— start of Task data —

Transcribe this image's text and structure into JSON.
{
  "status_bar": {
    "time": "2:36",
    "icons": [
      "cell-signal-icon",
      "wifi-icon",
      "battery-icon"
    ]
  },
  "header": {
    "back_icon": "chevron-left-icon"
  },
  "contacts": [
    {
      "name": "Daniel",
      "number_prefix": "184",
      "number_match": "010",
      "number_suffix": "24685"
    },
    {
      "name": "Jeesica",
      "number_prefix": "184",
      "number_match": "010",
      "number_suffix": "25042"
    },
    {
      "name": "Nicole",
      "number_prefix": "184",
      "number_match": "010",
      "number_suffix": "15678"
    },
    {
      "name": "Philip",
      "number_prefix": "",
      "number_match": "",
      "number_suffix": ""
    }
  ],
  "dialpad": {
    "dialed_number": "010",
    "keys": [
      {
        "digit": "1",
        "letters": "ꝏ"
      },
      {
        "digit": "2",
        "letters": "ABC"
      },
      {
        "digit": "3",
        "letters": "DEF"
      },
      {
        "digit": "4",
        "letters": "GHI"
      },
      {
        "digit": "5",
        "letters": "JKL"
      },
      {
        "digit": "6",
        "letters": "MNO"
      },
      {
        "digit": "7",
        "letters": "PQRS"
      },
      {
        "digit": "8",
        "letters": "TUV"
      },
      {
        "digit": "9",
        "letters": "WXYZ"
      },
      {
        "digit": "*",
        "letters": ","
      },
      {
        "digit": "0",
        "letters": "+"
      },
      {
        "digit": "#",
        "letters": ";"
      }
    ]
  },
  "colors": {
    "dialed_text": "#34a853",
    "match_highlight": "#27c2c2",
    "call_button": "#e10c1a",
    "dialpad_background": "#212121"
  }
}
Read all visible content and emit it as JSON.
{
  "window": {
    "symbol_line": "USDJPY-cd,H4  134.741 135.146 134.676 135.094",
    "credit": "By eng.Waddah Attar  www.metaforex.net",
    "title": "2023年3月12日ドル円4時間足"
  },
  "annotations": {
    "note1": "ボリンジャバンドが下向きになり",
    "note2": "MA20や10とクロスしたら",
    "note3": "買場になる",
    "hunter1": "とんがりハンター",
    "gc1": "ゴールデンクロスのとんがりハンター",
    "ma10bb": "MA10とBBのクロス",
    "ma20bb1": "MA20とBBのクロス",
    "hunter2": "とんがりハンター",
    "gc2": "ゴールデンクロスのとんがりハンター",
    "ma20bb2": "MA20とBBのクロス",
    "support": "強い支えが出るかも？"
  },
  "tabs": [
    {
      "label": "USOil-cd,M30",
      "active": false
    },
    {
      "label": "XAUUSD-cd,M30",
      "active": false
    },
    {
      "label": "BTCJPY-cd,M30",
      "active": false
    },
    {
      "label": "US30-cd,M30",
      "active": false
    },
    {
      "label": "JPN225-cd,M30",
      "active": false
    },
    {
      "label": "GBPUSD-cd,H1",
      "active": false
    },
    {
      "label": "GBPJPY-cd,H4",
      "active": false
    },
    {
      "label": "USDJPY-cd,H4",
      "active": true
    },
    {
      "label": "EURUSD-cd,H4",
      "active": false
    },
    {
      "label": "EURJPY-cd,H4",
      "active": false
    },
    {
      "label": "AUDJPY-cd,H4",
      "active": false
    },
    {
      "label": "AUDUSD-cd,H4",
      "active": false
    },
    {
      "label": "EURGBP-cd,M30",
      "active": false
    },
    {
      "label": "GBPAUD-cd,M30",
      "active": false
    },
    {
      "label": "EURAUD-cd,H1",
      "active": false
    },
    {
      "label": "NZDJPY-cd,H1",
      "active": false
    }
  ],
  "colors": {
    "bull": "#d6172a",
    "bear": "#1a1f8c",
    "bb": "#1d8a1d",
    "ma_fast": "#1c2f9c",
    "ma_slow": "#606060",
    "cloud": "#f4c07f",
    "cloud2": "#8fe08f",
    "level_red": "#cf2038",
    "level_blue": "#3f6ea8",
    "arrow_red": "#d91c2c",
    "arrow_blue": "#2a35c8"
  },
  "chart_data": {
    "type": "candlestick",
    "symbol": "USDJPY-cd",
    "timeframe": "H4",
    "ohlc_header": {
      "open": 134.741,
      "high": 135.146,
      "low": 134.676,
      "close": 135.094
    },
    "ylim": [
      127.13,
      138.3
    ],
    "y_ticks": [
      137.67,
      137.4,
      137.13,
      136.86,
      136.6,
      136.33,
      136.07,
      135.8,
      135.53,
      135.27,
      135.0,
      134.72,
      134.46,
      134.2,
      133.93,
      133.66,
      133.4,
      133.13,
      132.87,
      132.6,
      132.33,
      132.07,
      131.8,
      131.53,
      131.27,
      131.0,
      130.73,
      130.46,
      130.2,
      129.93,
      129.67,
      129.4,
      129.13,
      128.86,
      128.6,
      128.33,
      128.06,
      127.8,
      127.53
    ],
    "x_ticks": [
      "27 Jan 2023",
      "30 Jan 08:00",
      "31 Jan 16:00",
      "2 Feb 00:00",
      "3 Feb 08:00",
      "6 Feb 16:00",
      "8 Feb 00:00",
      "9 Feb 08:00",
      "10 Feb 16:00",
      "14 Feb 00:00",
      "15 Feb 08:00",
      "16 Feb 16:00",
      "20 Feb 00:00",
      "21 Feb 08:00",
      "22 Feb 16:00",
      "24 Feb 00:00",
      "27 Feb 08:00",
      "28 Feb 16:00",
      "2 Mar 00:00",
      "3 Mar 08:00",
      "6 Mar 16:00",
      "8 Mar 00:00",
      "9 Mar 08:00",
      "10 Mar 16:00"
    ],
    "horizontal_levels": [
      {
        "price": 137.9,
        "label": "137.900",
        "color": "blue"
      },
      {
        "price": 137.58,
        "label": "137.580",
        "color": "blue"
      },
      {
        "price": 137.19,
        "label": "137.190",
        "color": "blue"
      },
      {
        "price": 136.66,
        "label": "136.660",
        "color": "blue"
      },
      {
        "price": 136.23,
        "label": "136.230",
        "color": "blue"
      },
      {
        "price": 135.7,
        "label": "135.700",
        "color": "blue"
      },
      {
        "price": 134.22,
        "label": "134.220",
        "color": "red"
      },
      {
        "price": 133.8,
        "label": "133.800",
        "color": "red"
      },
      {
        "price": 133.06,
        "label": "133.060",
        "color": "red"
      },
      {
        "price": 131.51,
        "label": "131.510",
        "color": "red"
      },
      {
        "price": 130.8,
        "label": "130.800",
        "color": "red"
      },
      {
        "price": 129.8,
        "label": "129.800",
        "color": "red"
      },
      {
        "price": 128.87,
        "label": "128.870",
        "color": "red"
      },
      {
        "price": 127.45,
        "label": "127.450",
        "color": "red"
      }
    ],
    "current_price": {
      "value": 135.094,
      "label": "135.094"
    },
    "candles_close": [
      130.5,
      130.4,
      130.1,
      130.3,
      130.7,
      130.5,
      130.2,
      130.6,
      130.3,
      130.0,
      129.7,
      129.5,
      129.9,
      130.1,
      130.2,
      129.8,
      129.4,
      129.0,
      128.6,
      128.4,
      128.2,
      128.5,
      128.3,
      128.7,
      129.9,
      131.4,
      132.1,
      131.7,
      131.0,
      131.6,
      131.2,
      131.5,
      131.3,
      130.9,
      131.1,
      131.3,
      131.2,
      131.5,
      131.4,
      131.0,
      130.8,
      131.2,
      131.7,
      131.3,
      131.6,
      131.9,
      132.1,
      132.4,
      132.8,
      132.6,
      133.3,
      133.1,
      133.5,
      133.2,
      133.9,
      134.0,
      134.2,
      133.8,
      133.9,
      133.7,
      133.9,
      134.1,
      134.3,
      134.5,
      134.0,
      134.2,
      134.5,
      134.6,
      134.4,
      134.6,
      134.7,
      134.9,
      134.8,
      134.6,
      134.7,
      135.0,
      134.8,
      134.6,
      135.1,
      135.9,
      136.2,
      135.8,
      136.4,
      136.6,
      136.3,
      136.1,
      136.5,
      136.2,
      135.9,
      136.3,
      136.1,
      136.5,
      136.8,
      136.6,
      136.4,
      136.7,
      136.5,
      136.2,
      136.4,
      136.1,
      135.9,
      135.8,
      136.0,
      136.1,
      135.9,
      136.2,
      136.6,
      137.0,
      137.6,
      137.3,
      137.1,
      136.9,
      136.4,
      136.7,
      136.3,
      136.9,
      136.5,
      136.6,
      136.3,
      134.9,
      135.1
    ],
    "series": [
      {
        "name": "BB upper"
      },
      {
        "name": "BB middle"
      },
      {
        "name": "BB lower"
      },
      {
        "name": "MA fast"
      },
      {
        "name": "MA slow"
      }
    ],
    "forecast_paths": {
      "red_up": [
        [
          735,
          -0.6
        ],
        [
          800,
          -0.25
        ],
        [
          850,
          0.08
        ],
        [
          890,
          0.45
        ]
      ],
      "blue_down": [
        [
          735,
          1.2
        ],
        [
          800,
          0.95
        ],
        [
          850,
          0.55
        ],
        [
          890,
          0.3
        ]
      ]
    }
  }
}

— end of Task data —

* What is being asked: Reply with nothing but the number of lines in the data above that contain "USDJPY".

* Response: 3